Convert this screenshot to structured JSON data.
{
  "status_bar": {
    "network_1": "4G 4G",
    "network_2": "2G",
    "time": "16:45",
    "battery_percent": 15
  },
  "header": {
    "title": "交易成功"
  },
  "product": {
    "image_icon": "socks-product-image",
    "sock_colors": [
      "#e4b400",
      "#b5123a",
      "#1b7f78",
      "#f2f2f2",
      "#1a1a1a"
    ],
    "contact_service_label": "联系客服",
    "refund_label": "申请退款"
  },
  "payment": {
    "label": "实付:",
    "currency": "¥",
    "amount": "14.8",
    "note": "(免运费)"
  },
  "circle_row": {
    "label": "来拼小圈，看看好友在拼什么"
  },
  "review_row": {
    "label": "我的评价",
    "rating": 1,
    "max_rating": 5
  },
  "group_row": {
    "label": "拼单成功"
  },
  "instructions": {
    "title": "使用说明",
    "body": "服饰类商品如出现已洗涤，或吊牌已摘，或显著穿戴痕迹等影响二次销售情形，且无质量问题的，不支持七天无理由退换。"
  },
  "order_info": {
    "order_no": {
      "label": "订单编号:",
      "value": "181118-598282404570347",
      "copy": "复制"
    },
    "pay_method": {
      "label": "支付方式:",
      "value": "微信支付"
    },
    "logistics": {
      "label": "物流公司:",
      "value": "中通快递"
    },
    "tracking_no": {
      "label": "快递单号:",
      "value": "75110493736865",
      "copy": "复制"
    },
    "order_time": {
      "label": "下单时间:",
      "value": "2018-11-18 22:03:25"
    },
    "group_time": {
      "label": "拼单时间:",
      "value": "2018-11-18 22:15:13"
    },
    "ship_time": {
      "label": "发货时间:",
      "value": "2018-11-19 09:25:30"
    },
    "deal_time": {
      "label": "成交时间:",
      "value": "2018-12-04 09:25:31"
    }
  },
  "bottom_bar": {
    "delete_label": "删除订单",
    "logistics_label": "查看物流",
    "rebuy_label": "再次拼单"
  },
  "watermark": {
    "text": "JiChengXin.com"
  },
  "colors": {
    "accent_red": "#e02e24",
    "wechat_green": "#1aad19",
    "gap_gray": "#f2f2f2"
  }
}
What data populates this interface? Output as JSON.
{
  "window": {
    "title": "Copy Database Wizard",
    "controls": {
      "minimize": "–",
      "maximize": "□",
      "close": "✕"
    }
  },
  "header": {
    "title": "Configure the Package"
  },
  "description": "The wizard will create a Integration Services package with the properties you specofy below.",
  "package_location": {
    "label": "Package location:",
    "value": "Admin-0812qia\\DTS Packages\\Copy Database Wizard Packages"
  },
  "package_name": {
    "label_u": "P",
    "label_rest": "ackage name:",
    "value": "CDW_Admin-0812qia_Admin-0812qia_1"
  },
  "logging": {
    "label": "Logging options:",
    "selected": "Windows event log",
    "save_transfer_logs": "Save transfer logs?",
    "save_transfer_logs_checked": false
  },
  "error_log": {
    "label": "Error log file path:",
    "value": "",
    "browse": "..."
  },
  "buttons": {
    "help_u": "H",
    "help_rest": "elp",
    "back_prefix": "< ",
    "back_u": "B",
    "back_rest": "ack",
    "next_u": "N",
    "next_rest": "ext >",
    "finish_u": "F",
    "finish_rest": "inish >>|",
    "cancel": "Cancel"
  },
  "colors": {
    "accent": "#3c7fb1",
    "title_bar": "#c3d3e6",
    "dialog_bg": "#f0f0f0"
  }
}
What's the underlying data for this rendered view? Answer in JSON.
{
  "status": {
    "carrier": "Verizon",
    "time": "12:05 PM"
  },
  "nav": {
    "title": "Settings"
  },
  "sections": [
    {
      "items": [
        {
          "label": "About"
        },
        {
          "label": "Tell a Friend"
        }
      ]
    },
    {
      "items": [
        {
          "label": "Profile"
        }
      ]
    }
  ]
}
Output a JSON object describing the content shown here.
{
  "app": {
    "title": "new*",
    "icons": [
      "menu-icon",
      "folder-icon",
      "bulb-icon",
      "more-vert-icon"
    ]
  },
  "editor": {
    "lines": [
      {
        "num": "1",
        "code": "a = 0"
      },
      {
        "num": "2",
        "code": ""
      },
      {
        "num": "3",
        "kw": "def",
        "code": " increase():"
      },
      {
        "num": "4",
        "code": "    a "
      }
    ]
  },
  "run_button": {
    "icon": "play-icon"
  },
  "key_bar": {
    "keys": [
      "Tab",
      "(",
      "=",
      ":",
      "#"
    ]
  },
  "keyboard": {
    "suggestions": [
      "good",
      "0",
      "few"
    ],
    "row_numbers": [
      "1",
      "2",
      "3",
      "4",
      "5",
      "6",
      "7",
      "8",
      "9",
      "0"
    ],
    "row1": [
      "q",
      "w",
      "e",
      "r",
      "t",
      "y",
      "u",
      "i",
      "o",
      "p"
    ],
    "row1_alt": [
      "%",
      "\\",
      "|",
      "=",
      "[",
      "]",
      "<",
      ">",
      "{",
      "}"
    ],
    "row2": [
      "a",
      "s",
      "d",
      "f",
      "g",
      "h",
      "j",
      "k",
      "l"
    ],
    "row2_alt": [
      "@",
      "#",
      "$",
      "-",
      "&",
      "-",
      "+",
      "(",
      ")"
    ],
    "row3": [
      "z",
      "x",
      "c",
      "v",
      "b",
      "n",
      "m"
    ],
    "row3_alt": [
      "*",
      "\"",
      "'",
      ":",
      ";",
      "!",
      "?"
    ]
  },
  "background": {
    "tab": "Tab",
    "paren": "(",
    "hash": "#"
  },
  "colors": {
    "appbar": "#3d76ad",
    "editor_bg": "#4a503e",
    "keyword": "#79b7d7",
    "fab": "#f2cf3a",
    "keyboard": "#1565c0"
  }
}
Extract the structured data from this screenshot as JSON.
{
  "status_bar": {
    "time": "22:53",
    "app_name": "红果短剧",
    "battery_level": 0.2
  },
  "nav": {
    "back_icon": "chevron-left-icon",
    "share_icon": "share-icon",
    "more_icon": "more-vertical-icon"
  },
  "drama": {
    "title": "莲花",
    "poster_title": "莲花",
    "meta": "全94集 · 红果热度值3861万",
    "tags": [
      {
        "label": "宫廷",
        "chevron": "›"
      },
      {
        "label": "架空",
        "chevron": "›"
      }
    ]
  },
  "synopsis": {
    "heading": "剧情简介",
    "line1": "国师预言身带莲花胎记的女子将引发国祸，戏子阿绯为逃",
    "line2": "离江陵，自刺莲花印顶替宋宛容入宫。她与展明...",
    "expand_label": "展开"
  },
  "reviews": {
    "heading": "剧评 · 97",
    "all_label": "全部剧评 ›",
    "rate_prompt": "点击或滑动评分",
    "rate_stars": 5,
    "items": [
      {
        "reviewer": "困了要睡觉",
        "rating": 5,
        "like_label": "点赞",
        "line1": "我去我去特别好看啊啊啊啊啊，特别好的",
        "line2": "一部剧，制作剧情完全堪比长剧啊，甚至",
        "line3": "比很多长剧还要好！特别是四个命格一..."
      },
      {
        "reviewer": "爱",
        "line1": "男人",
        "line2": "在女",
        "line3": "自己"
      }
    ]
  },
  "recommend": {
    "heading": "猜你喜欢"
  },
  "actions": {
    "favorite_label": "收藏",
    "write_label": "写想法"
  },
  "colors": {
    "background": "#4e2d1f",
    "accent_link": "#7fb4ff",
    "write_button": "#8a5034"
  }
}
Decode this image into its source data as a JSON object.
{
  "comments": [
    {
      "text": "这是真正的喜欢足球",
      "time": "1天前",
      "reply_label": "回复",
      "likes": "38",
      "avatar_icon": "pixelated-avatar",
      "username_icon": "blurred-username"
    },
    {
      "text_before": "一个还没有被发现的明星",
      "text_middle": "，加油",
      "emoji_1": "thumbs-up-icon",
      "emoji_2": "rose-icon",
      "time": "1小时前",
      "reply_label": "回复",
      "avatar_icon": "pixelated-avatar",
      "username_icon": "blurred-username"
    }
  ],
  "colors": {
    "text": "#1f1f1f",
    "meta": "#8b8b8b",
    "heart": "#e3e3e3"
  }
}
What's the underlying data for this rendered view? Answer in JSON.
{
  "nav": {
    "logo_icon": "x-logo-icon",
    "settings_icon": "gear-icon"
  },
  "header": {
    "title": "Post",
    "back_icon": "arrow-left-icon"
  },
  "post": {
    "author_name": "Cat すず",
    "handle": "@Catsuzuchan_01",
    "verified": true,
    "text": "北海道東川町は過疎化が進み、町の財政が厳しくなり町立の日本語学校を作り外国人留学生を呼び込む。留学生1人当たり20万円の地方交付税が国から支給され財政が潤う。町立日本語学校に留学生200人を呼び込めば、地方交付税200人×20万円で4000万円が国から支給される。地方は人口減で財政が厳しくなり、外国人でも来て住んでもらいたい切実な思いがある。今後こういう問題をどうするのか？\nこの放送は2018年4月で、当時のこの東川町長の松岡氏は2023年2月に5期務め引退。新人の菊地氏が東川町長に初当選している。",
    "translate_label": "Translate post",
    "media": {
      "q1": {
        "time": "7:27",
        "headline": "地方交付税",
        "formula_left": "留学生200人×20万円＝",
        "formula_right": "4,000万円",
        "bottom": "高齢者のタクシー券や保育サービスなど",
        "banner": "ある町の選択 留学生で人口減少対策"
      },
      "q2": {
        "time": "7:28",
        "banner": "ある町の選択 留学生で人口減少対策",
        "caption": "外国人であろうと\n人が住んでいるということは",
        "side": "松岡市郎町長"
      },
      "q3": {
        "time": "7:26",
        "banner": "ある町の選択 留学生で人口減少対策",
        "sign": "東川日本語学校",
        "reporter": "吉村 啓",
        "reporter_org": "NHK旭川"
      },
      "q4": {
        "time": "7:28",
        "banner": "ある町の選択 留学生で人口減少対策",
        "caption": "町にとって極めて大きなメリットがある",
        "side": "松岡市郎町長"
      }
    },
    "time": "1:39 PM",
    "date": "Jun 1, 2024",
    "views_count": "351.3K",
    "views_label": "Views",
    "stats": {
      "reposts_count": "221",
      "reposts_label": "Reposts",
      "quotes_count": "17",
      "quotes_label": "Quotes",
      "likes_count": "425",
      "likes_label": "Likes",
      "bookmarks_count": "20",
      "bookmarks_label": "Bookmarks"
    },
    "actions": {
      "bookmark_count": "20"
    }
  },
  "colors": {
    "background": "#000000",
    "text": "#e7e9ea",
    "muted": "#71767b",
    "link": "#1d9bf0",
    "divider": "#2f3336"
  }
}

○ ○ ○

### The request
Pick out all lines containing the string "structured".

### Correct result
Convert this screenshot to structured JSON data.
Extract the structured data from this screenshot as JSON.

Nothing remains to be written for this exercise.